Task directions: Return every line below in which "farmers" appears.

↓

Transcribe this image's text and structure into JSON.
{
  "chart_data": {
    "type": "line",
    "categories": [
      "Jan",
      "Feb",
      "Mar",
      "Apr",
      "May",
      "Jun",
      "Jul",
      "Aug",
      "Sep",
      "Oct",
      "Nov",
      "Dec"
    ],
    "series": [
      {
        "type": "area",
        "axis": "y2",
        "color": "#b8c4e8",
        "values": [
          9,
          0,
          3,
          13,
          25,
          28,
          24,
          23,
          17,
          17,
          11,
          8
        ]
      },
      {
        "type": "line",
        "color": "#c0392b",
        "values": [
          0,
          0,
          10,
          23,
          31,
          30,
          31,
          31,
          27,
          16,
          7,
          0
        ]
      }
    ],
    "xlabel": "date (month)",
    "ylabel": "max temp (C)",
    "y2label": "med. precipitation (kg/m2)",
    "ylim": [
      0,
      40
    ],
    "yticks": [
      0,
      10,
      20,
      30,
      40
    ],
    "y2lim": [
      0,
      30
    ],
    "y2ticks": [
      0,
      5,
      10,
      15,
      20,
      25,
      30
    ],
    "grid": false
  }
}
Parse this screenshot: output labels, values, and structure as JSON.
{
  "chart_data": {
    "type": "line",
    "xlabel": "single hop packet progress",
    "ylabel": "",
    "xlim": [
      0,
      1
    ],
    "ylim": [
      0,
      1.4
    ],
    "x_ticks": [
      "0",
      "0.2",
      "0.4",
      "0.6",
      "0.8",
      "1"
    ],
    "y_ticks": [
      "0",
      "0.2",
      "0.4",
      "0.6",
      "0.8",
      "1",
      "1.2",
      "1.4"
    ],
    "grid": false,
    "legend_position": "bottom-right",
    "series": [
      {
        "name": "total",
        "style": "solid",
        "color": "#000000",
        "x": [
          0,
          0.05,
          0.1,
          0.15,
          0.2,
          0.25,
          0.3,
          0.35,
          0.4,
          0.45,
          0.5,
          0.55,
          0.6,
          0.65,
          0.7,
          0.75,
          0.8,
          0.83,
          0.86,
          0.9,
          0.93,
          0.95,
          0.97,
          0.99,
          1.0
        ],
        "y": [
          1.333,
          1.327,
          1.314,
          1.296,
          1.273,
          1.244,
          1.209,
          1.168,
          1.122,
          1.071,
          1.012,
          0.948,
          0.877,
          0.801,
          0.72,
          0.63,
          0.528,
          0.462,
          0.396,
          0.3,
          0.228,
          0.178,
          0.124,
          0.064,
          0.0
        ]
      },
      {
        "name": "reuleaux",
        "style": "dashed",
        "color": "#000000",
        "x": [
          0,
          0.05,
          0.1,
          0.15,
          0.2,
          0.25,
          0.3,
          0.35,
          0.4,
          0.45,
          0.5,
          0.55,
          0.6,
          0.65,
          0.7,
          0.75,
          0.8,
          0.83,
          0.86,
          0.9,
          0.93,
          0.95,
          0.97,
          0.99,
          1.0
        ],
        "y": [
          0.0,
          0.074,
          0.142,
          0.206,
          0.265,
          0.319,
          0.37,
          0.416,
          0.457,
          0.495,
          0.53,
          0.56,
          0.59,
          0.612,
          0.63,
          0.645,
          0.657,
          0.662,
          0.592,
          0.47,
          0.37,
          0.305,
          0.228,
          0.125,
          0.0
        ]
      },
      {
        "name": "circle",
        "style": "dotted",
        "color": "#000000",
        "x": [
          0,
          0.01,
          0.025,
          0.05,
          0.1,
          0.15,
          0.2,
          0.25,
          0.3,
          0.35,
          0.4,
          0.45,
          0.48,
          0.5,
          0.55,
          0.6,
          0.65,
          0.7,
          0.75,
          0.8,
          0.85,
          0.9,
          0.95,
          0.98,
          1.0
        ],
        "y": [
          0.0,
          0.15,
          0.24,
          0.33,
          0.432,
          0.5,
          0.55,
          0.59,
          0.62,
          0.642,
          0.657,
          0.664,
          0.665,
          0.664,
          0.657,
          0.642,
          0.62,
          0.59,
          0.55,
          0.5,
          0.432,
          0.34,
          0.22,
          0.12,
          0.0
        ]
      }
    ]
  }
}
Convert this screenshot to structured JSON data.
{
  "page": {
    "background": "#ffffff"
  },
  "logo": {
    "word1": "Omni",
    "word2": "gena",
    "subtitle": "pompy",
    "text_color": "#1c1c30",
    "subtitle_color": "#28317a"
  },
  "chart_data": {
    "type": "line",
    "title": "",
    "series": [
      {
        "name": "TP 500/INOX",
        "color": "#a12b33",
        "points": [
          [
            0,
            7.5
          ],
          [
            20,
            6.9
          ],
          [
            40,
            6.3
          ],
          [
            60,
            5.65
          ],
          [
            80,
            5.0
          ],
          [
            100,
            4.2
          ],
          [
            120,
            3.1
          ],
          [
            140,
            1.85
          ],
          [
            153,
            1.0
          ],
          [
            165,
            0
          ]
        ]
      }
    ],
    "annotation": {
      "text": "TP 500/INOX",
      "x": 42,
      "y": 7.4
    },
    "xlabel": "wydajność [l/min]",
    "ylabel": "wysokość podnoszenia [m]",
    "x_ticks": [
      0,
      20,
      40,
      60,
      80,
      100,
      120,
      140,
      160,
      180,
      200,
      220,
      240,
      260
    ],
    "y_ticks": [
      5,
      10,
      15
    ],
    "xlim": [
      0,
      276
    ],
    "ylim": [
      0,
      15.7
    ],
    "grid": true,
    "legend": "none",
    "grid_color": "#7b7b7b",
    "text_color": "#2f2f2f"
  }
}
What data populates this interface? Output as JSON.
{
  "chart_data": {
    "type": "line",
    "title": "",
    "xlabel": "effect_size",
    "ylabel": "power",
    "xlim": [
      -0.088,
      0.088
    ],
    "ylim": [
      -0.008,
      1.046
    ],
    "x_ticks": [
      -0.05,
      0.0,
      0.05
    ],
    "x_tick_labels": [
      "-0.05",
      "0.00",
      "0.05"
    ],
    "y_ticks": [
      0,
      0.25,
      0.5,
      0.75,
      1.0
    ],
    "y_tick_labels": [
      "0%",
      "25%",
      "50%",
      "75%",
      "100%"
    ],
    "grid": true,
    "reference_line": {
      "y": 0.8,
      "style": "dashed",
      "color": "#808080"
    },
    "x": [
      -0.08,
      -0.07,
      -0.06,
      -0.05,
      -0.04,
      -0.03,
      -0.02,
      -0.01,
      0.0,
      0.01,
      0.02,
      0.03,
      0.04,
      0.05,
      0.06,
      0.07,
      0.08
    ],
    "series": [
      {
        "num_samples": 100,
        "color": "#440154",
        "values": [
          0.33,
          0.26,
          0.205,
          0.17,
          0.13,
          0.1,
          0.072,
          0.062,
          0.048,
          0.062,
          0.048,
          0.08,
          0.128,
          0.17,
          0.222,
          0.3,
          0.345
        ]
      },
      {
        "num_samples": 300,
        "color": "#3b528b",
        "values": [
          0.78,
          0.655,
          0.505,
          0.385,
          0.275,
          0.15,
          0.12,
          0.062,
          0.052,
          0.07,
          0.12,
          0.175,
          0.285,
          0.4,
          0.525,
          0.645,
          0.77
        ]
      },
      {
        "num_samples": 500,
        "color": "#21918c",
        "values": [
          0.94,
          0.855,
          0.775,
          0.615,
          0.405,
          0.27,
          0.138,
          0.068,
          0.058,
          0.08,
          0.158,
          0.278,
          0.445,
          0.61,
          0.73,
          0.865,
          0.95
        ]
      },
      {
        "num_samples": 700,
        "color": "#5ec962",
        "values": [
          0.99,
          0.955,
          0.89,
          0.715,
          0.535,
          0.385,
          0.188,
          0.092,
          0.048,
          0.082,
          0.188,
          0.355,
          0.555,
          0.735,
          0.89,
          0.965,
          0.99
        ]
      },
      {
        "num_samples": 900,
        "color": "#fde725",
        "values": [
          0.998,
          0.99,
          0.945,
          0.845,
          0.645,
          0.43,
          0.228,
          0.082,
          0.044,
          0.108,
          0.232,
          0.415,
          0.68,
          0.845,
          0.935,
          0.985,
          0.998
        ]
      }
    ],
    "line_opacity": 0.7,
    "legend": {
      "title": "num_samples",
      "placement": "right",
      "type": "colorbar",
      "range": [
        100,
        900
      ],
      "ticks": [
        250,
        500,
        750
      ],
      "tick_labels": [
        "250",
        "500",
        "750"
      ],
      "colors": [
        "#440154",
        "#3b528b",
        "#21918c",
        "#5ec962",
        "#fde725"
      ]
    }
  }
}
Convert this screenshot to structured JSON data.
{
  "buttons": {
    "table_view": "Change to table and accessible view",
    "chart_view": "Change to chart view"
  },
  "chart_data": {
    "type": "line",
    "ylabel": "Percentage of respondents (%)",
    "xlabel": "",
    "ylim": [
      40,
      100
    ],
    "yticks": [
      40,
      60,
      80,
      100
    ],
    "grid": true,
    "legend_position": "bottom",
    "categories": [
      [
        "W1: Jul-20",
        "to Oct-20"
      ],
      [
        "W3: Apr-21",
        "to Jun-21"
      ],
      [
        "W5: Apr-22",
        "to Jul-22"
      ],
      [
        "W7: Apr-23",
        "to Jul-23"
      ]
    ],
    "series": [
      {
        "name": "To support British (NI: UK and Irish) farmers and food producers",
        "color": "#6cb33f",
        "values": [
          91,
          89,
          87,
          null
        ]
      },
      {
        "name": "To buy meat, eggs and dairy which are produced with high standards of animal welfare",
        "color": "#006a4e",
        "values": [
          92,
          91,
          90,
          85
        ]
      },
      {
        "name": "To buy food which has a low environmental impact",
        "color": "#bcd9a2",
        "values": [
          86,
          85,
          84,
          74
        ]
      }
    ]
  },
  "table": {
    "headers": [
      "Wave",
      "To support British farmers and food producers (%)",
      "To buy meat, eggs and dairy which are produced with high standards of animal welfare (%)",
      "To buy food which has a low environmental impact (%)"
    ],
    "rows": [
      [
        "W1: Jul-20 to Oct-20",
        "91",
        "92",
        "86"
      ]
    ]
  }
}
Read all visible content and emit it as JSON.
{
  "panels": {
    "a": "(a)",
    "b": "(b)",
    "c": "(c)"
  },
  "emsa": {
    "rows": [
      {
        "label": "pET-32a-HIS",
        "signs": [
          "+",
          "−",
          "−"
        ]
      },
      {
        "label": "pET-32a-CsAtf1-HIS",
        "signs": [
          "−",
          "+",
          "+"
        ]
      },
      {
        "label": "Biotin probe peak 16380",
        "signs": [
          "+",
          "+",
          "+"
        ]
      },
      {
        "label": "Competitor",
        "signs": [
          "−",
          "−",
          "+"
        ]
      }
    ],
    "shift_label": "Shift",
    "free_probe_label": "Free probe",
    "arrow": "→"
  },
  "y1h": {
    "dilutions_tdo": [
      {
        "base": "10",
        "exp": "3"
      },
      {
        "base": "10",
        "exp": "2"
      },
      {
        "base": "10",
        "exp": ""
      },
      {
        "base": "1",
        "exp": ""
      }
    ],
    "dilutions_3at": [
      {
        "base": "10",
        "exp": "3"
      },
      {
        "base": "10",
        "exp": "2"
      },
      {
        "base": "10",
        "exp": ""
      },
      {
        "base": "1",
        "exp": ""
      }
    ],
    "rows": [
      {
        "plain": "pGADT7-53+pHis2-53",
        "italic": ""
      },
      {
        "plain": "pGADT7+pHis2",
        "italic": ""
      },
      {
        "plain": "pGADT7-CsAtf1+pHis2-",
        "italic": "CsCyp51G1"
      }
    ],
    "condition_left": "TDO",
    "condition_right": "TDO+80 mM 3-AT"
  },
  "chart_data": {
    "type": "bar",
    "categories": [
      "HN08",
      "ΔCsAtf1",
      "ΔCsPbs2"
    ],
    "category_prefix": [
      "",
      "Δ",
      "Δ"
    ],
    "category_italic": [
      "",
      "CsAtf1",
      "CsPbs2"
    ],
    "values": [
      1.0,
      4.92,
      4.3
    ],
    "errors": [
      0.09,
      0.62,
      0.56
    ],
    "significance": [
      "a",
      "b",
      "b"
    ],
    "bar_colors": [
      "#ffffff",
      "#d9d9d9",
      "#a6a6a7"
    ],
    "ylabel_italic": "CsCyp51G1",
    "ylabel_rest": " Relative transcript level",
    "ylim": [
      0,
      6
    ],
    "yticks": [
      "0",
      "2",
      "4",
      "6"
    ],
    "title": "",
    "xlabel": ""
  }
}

↑

Result:
        "name": "To support British (NI: UK and Irish) farmers and food producers",
      "To support British farmers and food producers (%)",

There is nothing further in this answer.